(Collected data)
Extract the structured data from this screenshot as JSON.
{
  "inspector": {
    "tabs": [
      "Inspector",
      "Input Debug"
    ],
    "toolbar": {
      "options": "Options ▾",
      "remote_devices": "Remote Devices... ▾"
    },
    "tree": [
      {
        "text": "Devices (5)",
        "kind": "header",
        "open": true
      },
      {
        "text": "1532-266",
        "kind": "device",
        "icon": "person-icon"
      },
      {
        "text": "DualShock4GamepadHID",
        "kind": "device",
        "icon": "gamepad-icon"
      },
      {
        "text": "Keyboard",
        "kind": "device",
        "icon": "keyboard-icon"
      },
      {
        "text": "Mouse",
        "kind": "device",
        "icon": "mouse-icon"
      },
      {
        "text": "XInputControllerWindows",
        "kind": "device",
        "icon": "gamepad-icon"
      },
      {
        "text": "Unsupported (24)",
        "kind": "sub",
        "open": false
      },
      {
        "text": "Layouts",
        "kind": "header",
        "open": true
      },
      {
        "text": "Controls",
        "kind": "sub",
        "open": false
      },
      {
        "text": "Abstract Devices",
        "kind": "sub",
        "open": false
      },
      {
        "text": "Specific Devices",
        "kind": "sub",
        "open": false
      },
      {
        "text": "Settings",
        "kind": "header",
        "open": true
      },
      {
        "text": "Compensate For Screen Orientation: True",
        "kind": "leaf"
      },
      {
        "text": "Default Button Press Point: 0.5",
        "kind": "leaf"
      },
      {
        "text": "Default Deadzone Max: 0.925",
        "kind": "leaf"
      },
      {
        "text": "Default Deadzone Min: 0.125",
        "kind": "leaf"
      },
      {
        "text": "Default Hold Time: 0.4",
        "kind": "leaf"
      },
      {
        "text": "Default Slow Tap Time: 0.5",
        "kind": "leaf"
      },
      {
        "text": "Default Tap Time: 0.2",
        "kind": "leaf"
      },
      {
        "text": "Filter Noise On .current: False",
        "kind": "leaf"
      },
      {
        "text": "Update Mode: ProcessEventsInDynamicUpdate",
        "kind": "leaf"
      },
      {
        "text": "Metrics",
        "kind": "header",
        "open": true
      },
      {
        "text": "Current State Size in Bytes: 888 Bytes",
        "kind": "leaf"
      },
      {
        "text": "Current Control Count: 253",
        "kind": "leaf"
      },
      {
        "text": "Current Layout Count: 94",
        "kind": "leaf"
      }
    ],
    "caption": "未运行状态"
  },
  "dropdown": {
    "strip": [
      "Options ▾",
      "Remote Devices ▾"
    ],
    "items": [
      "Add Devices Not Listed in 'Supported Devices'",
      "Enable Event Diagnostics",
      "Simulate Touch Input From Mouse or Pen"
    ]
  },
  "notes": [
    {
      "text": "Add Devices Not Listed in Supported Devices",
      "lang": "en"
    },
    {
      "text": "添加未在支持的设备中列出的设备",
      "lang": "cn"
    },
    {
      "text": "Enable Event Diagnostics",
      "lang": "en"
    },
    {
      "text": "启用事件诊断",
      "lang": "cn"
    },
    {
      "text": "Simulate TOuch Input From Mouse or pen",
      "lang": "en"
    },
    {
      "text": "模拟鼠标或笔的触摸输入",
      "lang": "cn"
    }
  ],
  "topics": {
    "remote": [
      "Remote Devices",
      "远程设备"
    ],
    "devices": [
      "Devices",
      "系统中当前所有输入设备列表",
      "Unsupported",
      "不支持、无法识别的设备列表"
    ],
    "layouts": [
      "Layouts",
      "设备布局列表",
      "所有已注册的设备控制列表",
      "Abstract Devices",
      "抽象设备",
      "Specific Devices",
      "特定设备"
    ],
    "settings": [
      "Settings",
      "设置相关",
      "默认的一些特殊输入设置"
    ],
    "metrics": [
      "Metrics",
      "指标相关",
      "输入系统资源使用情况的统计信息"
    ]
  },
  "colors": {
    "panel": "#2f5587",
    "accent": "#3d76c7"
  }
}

WRITTEN PROBLEM: Give all of the entries again, word for word.

FULL SOLUTION:
Extract the structured data from this screenshot as JSON.
{
  "inspector": {
    "tabs": [
      "Inspector",
      "Input Debug"
    ],
    "toolbar": {
      "options": "Options ▾",
      "remote_devices": "Remote Devices... ▾"
    },
    "tree": [
      {
        "text": "Devices (5)",
        "kind": "header",
        "open": true
      },
      {
        "text": "1532-266",
        "kind": "device",
        "icon": "person-icon"
      },
      {
        "text": "DualShock4GamepadHID",
        "kind": "device",
        "icon": "gamepad-icon"
      },
      {
        "text": "Keyboard",
        "kind": "device",
        "icon": "keyboard-icon"
      },
      {
        "text": "Mouse",
        "kind": "device",
        "icon": "mouse-icon"
      },
      {
        "text": "XInputControllerWindows",
        "kind": "device",
        "icon": "gamepad-icon"
      },
      {
        "text": "Unsupported (24)",
        "kind": "sub",
        "open": false
      },
      {
        "text": "Layouts",
        "kind": "header",
        "open": true
      },
      {
        "text": "Controls",
        "kind": "sub",
        "open": false
      },
      {
        "text": "Abstract Devices",
        "kind": "sub",
        "open": false
      },
      {
        "text": "Specific Devices",
        "kind": "sub",
        "open": false
      },
      {
        "text": "Settings",
        "kind": "header",
        "open": true
      },
      {
        "text": "Compensate For Screen Orientation: True",
        "kind": "leaf"
      },
      {
        "text": "Default Button Press Point: 0.5",
        "kind": "leaf"
      },
      {
        "text": "Default Deadzone Max: 0.925",
        "kind": "leaf"
      },
      {
        "text": "Default Deadzone Min: 0.125",
        "kind": "leaf"
      },
      {
        "text": "Default Hold Time: 0.4",
        "kind": "leaf"
      },
      {
        "text": "Default Slow Tap Time: 0.5",
        "kind": "leaf"
      },
      {
        "text": "Default Tap Time: 0.2",
        "kind": "leaf"
      },
      {
        "text": "Filter Noise On .current: False",
        "kind": "leaf"
      },
      {
        "text": "Update Mode: ProcessEventsInDynamicUpdate",
        "kind": "leaf"
      },
      {
        "text": "Metrics",
        "kind": "header",
        "open": true
      },
      {
        "text": "Current State Size in Bytes: 888 Bytes",
        "kind": "leaf"
      },
      {
        "text": "Current Control Count: 253",
        "kind": "leaf"
      },
      {
        "text": "Current Layout Count: 94",
        "kind": "leaf"
      }
    ],
    "caption": "未运行状态"
  },
  "dropdown": {
    "strip": [
      "Options ▾",
      "Remote Devices ▾"
    ],
    "items": [
      "Add Devices Not Listed in 'Supported Devices'",
      "Enable Event Diagnostics",
      "Simulate Touch Input From Mouse or Pen"
    ]
  },
  "notes": [
    {
      "text": "Add Devices Not Listed in Supported Devices",
      "lang": "en"
    },
    {
      "text": "添加未在支持的设备中列出的设备",
      "lang": "cn"
    },
    {
      "text": "Enable Event Diagnostics",
      "lang": "en"
    },
    {
      "text": "启用事件诊断",
      "lang": "cn"
    },
    {
      "text": "Simulate TOuch Input From Mouse or pen",
      "lang": "en"
    },
    {
      "text": "模拟鼠标或笔的触摸输入",
      "lang": "cn"
    }
  ],
  "topics": {
    "remote": [
      "Remote Devices",
      "远程设备"
    ],
    "devices": [
      "Devices",
      "系统中当前所有输入设备列表",
      "Unsupported",
      "不支持、无法识别的设备列表"
    ],
    "layouts": [
      "Layouts",
      "设备布局列表",
      "所有已注册的设备控制列表",
      "Abstract Devices",
      "抽象设备",
      "Specific Devices",
      "特定设备"
    ],
    "settings": [
      "Settings",
      "设置相关",
      "默认的一些特殊输入设置"
    ],
    "metrics": [
      "Metrics",
      "指标相关",
      "输入系统资源使用情况的统计信息"
    ]
  },
  "colors": {
    "panel": "#2f5587",
    "accent": "#3d76c7"
  }
}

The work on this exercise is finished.